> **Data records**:
>>

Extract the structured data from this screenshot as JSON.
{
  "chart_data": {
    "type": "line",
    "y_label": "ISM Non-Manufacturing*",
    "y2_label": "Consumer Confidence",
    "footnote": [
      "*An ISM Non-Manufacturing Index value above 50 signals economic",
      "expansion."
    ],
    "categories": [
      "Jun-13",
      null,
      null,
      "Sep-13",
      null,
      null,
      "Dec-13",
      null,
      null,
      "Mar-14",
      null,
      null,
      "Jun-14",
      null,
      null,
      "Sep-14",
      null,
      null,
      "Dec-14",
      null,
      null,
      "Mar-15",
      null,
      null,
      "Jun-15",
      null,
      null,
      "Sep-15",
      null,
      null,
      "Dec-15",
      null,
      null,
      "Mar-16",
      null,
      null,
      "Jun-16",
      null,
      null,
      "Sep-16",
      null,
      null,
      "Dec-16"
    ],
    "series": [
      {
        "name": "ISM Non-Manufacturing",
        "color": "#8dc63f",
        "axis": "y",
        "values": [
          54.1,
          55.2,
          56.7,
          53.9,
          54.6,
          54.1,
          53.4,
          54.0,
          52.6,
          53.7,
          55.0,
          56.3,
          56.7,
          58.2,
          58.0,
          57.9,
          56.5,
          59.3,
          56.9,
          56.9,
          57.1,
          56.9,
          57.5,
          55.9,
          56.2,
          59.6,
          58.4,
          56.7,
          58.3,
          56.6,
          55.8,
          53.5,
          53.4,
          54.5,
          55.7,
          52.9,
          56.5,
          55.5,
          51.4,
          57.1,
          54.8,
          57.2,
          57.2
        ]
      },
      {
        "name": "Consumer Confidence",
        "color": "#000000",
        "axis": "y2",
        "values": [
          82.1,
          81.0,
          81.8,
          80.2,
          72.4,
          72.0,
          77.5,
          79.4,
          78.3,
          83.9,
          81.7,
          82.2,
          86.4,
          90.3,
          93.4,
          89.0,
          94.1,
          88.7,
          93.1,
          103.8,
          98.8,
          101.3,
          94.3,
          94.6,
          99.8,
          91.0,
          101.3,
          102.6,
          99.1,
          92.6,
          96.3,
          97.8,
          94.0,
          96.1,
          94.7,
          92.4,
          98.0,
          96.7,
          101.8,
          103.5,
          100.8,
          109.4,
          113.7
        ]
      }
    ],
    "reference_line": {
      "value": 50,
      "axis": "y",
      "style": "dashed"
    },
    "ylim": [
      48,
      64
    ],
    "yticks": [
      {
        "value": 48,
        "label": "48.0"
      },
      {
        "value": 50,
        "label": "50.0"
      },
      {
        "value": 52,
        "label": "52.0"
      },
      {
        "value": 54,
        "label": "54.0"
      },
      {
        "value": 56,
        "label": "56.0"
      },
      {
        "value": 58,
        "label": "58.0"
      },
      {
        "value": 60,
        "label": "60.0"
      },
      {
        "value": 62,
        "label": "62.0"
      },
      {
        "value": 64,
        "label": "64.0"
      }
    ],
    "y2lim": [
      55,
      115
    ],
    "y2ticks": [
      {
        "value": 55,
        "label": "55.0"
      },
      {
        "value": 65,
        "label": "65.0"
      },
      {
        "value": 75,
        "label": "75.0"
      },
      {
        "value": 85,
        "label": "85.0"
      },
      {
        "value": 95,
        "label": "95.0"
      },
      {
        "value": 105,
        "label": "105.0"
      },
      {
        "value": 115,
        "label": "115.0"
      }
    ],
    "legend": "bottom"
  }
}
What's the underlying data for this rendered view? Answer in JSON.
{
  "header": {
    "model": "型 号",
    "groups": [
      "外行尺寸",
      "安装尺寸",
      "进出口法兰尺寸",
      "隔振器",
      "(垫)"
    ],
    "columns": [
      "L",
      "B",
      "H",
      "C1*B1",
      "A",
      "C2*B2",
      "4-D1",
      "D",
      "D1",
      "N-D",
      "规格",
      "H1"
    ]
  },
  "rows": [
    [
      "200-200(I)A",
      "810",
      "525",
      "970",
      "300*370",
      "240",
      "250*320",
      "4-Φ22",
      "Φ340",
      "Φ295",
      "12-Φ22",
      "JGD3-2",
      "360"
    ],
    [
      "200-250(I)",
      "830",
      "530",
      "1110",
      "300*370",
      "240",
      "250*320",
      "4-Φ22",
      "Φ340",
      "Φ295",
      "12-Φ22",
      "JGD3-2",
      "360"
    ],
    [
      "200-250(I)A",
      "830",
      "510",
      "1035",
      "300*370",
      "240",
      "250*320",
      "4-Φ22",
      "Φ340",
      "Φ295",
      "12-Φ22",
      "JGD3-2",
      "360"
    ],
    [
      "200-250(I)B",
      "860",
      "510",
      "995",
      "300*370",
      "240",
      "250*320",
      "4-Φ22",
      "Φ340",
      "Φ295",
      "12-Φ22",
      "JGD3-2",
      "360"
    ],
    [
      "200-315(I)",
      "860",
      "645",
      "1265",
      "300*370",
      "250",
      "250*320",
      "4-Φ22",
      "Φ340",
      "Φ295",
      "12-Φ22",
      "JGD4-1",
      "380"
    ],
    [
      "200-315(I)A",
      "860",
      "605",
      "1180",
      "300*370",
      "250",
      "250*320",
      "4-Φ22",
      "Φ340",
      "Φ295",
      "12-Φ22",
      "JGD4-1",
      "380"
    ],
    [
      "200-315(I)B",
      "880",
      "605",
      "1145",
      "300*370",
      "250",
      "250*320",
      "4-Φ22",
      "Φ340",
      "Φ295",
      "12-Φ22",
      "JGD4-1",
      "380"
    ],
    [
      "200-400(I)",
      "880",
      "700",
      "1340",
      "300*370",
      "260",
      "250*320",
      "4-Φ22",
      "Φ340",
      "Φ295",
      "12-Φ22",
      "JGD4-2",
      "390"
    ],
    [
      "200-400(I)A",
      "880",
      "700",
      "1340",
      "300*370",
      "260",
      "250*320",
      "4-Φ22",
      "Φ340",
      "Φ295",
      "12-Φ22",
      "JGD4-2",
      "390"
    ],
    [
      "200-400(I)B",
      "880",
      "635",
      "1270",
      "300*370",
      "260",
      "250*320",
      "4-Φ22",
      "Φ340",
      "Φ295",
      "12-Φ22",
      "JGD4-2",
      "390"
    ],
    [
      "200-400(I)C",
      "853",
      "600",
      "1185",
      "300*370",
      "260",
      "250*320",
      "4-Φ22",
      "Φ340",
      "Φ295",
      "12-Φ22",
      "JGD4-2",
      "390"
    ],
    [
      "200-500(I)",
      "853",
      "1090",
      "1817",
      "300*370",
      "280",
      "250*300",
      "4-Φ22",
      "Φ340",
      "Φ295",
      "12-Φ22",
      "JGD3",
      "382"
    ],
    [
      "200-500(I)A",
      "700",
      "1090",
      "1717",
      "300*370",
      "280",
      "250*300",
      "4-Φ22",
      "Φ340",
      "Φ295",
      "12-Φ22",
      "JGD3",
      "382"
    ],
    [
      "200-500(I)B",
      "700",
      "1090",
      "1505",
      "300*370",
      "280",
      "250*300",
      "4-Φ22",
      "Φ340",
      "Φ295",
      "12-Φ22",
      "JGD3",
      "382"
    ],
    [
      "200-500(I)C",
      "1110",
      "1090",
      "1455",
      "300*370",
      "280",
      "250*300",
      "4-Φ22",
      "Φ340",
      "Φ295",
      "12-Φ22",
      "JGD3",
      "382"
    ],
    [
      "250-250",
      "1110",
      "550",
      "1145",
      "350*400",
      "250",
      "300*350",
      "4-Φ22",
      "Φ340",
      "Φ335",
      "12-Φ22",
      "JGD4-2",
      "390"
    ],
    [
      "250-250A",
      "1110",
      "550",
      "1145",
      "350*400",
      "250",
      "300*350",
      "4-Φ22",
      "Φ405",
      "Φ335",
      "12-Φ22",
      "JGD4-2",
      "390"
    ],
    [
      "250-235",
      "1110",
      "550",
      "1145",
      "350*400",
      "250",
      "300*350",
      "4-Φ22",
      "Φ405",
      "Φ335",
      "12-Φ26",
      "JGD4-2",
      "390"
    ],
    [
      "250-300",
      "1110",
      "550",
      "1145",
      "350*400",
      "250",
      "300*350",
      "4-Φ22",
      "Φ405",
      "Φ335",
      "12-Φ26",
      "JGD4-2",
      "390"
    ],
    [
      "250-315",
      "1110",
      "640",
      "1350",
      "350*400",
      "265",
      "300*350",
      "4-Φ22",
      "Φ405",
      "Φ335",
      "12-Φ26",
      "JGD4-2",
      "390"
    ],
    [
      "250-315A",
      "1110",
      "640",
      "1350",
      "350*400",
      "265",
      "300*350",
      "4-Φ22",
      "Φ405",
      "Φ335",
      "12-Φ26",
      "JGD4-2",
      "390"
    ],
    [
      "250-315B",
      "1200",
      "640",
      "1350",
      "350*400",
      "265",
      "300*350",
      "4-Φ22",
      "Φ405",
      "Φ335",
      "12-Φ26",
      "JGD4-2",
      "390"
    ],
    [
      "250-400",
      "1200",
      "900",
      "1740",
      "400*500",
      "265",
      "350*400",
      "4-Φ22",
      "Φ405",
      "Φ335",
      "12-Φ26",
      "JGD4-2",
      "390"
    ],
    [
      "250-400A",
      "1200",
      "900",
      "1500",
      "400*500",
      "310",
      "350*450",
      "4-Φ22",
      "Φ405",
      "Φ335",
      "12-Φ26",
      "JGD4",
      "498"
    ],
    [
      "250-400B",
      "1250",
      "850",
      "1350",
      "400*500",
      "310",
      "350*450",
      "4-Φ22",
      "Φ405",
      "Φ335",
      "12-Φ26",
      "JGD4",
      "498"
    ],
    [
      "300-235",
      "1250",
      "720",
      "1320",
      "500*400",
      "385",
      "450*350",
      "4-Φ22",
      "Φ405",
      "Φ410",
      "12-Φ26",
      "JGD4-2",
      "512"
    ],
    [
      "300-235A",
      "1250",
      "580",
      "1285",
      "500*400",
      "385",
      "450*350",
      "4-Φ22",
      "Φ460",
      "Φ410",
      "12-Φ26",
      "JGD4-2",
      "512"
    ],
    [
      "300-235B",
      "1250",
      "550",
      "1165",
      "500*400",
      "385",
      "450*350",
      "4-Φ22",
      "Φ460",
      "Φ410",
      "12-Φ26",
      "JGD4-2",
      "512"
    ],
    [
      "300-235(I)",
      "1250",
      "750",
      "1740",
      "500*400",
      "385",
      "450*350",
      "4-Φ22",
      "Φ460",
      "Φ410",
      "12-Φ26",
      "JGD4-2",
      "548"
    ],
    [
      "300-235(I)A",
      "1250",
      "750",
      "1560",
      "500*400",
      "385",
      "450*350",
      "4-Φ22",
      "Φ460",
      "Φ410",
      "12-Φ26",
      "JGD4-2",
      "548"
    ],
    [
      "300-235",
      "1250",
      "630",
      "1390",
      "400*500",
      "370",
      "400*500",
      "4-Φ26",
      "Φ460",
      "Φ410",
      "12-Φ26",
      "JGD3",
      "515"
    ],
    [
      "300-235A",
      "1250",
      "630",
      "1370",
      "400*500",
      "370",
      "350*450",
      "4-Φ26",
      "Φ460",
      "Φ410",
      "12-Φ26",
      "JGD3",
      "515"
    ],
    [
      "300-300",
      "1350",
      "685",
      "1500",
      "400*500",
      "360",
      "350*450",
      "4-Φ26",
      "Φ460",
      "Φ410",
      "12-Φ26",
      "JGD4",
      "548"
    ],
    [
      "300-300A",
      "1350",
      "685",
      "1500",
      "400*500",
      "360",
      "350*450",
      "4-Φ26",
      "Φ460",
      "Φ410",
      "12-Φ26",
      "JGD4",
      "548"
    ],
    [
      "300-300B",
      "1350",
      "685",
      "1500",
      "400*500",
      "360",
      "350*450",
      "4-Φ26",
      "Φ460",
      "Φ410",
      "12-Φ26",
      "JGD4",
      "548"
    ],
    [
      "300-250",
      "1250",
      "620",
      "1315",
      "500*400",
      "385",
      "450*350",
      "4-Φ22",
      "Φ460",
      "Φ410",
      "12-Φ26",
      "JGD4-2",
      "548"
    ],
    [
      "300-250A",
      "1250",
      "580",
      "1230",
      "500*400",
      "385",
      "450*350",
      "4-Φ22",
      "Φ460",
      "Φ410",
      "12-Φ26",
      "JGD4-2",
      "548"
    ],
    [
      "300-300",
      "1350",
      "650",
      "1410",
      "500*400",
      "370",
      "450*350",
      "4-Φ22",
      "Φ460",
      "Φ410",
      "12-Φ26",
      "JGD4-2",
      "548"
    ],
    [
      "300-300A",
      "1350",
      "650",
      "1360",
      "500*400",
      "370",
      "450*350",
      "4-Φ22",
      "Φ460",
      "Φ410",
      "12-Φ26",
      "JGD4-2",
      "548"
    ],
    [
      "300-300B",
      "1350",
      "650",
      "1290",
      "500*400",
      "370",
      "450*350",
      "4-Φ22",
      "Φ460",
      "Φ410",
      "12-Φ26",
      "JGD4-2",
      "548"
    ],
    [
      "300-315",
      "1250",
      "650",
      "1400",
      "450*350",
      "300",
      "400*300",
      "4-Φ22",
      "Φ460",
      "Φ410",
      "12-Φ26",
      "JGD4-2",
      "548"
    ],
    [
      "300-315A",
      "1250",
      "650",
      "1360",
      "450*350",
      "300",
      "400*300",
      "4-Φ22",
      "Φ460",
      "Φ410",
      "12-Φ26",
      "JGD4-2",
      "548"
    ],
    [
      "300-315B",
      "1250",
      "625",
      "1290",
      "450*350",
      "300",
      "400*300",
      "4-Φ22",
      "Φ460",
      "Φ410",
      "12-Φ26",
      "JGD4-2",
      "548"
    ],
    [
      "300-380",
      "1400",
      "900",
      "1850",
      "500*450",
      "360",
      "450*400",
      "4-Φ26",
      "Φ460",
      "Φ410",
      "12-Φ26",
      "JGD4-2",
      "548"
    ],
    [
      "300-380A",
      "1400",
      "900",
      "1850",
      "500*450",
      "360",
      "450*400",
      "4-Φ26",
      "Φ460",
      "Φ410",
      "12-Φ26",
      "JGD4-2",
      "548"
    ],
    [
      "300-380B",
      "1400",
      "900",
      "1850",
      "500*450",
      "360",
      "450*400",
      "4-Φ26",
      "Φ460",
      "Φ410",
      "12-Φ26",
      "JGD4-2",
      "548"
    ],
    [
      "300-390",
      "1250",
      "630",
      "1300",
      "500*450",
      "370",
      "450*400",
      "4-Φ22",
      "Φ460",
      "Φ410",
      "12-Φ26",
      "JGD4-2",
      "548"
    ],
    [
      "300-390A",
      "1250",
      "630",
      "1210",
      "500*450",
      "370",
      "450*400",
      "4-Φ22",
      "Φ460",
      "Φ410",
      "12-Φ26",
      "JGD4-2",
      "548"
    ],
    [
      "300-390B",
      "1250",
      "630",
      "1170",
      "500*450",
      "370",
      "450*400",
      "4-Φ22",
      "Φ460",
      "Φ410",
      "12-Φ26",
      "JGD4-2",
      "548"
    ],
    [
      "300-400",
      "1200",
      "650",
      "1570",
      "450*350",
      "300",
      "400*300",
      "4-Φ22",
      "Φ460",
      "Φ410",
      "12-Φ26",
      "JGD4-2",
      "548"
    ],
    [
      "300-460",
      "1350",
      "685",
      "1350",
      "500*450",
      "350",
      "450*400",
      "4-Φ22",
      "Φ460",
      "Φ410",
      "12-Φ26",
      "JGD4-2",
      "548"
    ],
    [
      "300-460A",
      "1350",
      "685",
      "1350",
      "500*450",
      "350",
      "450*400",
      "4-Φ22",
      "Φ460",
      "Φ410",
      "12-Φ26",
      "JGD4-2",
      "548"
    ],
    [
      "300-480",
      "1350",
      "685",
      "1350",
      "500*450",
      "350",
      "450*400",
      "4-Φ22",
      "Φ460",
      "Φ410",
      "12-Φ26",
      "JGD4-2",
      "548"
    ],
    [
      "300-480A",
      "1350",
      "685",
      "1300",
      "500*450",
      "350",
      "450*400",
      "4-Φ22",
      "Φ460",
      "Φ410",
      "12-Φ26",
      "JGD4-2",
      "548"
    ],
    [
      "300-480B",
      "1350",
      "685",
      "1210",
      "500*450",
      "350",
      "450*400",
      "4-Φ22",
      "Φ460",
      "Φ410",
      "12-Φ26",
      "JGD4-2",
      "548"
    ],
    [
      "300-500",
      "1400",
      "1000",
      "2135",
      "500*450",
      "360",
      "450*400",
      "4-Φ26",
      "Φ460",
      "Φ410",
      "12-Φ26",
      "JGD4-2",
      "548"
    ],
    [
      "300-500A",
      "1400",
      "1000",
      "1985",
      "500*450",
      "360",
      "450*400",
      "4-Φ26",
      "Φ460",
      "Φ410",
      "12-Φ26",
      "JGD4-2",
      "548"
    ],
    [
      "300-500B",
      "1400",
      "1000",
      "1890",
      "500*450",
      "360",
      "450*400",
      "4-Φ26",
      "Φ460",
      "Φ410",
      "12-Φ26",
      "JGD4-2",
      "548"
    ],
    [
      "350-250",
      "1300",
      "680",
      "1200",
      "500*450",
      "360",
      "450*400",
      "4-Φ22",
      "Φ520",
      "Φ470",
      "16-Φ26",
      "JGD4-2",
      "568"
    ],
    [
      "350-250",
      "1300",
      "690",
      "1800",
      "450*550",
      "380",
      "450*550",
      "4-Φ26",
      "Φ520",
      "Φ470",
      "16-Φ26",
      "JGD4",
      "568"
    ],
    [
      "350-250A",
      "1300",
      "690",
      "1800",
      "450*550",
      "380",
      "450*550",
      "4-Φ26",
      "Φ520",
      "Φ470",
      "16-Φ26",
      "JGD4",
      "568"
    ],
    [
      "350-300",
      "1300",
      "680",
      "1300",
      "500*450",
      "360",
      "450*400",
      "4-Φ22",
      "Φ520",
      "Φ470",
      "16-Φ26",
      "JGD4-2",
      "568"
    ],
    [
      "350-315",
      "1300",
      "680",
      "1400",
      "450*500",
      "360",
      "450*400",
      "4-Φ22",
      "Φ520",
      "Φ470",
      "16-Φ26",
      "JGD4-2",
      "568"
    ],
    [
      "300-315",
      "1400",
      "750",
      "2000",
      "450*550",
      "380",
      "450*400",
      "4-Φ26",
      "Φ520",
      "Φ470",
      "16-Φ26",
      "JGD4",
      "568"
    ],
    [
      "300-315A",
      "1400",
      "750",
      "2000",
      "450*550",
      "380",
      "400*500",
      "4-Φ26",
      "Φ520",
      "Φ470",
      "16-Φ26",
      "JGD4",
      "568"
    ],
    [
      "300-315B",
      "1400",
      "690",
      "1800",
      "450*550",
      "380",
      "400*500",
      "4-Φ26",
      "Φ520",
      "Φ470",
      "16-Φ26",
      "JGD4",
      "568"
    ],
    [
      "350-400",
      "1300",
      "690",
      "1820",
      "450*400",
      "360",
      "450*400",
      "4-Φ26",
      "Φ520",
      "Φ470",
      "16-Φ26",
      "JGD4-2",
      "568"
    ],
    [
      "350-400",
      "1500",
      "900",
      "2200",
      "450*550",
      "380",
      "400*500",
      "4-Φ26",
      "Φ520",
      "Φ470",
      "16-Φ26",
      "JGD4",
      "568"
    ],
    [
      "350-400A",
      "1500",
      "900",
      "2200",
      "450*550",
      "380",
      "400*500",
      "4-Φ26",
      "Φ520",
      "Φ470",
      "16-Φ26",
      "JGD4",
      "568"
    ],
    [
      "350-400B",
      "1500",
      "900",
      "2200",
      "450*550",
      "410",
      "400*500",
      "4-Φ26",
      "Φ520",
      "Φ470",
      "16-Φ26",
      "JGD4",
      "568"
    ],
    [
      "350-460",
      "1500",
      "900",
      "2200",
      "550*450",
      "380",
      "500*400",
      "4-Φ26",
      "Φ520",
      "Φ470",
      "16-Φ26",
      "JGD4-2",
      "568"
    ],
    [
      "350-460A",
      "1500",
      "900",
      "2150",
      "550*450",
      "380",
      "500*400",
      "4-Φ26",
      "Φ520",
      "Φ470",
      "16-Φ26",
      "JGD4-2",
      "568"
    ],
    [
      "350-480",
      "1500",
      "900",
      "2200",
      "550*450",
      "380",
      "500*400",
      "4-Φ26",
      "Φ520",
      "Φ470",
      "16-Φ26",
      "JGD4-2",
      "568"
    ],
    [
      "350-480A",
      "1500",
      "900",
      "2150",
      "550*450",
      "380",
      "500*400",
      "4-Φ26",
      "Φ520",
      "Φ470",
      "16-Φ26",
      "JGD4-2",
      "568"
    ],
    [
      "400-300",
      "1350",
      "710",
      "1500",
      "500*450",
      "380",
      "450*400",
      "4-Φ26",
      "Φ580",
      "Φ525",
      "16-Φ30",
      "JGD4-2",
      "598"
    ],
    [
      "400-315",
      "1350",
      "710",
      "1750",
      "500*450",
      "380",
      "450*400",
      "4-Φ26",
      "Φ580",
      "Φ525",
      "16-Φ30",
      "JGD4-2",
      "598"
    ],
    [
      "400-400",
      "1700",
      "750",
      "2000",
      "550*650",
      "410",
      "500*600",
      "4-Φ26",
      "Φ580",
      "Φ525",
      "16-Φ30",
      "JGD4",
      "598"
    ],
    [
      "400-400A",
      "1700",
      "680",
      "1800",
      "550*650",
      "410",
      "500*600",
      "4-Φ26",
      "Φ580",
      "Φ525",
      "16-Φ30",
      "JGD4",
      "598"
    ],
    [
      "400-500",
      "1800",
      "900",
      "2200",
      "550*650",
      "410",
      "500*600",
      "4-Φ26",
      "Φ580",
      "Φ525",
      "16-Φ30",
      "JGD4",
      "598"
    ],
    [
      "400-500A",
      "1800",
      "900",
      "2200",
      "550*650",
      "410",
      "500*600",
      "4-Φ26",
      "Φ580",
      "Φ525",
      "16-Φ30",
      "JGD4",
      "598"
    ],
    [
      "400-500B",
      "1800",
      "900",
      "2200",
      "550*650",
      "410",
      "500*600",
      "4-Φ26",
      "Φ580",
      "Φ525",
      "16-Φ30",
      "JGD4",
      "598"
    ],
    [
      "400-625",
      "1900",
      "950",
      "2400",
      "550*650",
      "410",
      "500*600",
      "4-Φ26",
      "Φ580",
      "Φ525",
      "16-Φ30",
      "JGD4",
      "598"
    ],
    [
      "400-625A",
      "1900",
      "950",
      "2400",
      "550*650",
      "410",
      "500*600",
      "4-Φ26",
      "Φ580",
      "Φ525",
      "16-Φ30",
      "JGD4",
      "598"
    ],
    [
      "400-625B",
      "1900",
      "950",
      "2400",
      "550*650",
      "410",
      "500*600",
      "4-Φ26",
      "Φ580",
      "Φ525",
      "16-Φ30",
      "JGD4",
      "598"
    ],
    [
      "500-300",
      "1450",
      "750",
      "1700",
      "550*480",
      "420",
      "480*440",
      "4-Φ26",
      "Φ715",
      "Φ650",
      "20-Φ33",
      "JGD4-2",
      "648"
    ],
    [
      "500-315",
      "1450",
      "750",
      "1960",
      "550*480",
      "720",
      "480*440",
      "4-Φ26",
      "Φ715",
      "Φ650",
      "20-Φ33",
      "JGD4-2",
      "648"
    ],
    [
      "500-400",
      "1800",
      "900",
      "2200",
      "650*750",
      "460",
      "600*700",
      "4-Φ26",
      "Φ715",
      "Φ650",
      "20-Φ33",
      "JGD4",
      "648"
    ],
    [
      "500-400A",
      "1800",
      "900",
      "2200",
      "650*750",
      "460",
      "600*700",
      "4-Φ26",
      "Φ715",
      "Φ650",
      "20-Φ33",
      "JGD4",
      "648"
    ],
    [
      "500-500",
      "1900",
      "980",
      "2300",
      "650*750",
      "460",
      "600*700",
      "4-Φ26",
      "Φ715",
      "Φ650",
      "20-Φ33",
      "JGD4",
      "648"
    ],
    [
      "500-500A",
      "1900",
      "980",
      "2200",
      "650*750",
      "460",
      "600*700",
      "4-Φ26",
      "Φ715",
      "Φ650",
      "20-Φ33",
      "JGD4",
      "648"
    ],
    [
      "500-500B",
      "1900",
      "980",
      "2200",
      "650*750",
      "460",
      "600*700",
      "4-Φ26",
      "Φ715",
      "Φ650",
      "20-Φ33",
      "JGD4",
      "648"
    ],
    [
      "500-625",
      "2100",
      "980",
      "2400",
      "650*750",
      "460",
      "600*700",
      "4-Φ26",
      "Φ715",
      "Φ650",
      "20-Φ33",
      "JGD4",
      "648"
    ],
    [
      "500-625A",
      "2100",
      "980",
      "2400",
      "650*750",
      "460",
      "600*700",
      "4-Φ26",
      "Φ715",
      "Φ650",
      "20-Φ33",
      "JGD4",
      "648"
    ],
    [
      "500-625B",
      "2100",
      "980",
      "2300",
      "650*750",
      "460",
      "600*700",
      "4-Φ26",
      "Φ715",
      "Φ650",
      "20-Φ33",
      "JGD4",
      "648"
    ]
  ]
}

<<

> **Do this**: Scan the data above and copy every line with "JSON" in it.

> **Written answer**:
Extract the structured data from this screenshot as JSON.
What's the underlying data for this rendered view? Answer in JSON.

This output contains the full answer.